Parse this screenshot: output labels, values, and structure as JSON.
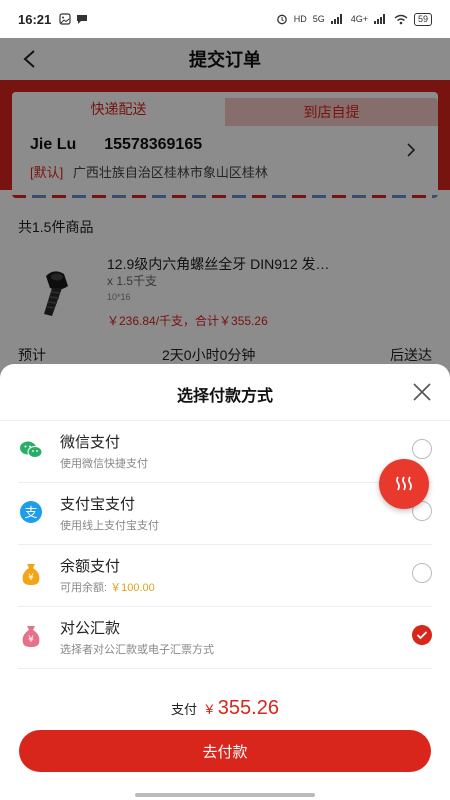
{
  "status_bar": {
    "time": "16:21",
    "network_labels": [
      "HD",
      "5G",
      "4G+"
    ],
    "battery": "59"
  },
  "header": {
    "title": "提交订单"
  },
  "address_card": {
    "tabs": [
      {
        "label": "快递配送",
        "active": true
      },
      {
        "label": "到店自提",
        "active": false
      }
    ],
    "name": "Jie Lu",
    "phone": "15578369165",
    "default_tag": "[默认]",
    "address": "广西壮族自治区桂林市象山区桂林"
  },
  "goods": {
    "count_label": "共1.5件商品",
    "item": {
      "title": "12.9级内六角螺丝全牙 DIN912 发…",
      "quantity": "x 1.5千支",
      "spec": "10*16",
      "price": "￥236.84/千支，合计￥355.26"
    }
  },
  "eta": {
    "label": "预计",
    "duration": "2天0小时0分钟",
    "suffix": "后送达"
  },
  "payment_sheet": {
    "title": "选择付款方式",
    "options": [
      {
        "name": "微信支付",
        "desc": "使用微信快捷支付",
        "icon": "wechat-pay-icon",
        "selected": false
      },
      {
        "name": "支付宝支付",
        "desc": "使用线上支付宝支付",
        "icon": "alipay-icon",
        "selected": false
      },
      {
        "name": "余额支付",
        "desc_prefix": "可用余额: ",
        "desc_amount": "￥100.00",
        "icon": "balance-bag-icon",
        "selected": false
      },
      {
        "name": "对公汇款",
        "desc": "选择者对公汇款或电子汇票方式",
        "icon": "transfer-bag-icon",
        "selected": true
      }
    ],
    "total_label": "支付",
    "currency": "¥",
    "total_amount": "355.26",
    "pay_button_label": "去付款"
  },
  "colors": {
    "accent": "#d9261c",
    "balance_amount": "#e0a21b",
    "wechat": "#2aae67",
    "alipay": "#1c9ded"
  }
}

### Goal of the exercise
Find every line that holds "name" and copy it.

### Result of this task
    "name": "Jie Lu",
        "name": "微信支付",
        "name": "支付宝支付",
        "name": "余额支付",
        "name": "对公汇款",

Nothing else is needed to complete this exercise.